* WORK REQUIRED: Could you print all the entries exactly?

* DATASET RECORDS:
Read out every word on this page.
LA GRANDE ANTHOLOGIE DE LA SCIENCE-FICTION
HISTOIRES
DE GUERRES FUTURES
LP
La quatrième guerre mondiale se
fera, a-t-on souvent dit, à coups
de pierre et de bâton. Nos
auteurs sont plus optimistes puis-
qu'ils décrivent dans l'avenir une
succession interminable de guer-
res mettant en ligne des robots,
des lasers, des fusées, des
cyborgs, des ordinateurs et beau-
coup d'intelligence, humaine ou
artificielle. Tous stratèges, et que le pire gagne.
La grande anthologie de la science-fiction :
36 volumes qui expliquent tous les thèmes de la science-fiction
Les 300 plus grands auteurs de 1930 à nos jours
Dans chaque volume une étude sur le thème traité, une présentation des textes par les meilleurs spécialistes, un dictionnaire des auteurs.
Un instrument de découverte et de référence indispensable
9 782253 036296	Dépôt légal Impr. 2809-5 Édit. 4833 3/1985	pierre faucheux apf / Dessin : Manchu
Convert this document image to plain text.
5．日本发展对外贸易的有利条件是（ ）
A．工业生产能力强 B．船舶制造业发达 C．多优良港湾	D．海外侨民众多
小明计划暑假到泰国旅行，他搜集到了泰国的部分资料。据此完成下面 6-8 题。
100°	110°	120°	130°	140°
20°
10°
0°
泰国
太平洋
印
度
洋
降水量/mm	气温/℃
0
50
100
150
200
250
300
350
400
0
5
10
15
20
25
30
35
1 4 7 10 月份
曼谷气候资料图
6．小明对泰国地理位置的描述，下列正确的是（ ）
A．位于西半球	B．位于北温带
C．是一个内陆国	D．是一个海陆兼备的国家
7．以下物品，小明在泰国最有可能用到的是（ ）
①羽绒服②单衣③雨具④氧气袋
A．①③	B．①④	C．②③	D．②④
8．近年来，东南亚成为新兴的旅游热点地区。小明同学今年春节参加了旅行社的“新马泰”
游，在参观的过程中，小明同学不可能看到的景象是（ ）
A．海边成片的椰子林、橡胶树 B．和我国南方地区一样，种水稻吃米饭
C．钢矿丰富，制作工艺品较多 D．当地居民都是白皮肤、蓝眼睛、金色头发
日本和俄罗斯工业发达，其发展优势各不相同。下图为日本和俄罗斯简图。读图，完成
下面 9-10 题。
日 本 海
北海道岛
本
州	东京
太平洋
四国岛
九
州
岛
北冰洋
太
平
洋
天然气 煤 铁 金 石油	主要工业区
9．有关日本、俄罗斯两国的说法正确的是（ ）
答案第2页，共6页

* EXERCISE ANSWER:
Read out every word on this page.
LA GRANDE ANTHOLOGIE DE LA SCIENCE-FICTION
HISTOIRES
DE GUERRES FUTURES
LP
La quatrième guerre mondiale se
fera, a-t-on souvent dit, à coups
de pierre et de bâton. Nos
auteurs sont plus optimistes puis-
qu'ils décrivent dans l'avenir une
succession interminable de guer-
res mettant en ligne des robots,
des lasers, des fusées, des
cyborgs, des ordinateurs et beau-
coup d'intelligence, humaine ou
artificielle. Tous stratèges, et que le pire gagne.
La grande anthologie de la science-fiction :
36 volumes qui expliquent tous les thèmes de la science-fiction
Les 300 plus grands auteurs de 1930 à nos jours
Dans chaque volume une étude sur le thème traité, une présentation des textes par les meilleurs spécialistes, un dictionnaire des auteurs.
Un instrument de découverte et de référence indispensable
9 782253 036296	Dépôt légal Impr. 2809-5 Édit. 4833 3/1985	pierre faucheux apf / Dessin : Manchu
Convert this document image to plain text.
5．日本发展对外贸易的有利条件是（ ）
A．工业生产能力强 B．船舶制造业发达 C．多优良港湾	D．海外侨民众多
小明计划暑假到泰国旅行，他搜集到了泰国的部分资料。据此完成下面 6-8 题。
100°	110°	120°	130°	140°
20°
10°
0°
泰国
太平洋
印
度
洋
降水量/mm	气温/℃
0
50
100
150
200
250
300
350
400
0
5
10
15
20
25
30
35
1 4 7 10 月份
曼谷气候资料图
6．小明对泰国地理位置的描述，下列正确的是（ ）
A．位于西半球	B．位于北温带
C．是一个内陆国	D．是一个海陆兼备的国家
7．以下物品，小明在泰国最有可能用到的是（ ）
①羽绒服②单衣③雨具④氧气袋
A．①③	B．①④	C．②③	D．②④
8．近年来，东南亚成为新兴的旅游热点地区。小明同学今年春节参加了旅行社的“新马泰”
游，在参观的过程中，小明同学不可能看到的景象是（ ）
A．海边成片的椰子林、橡胶树 B．和我国南方地区一样，种水稻吃米饭
C．钢矿丰富，制作工艺品较多 D．当地居民都是白皮肤、蓝眼睛、金色头发
日本和俄罗斯工业发达，其发展优势各不相同。下图为日本和俄罗斯简图。读图，完成
下面 9-10 题。
日 本 海
北海道岛
本
州	东京
太平洋
四国岛
九
州
岛
北冰洋
太
平
洋
天然气 煤 铁 金 石油	主要工业区
9．有关日本、俄罗斯两国的说法正确的是（ ）
答案第2页，共6页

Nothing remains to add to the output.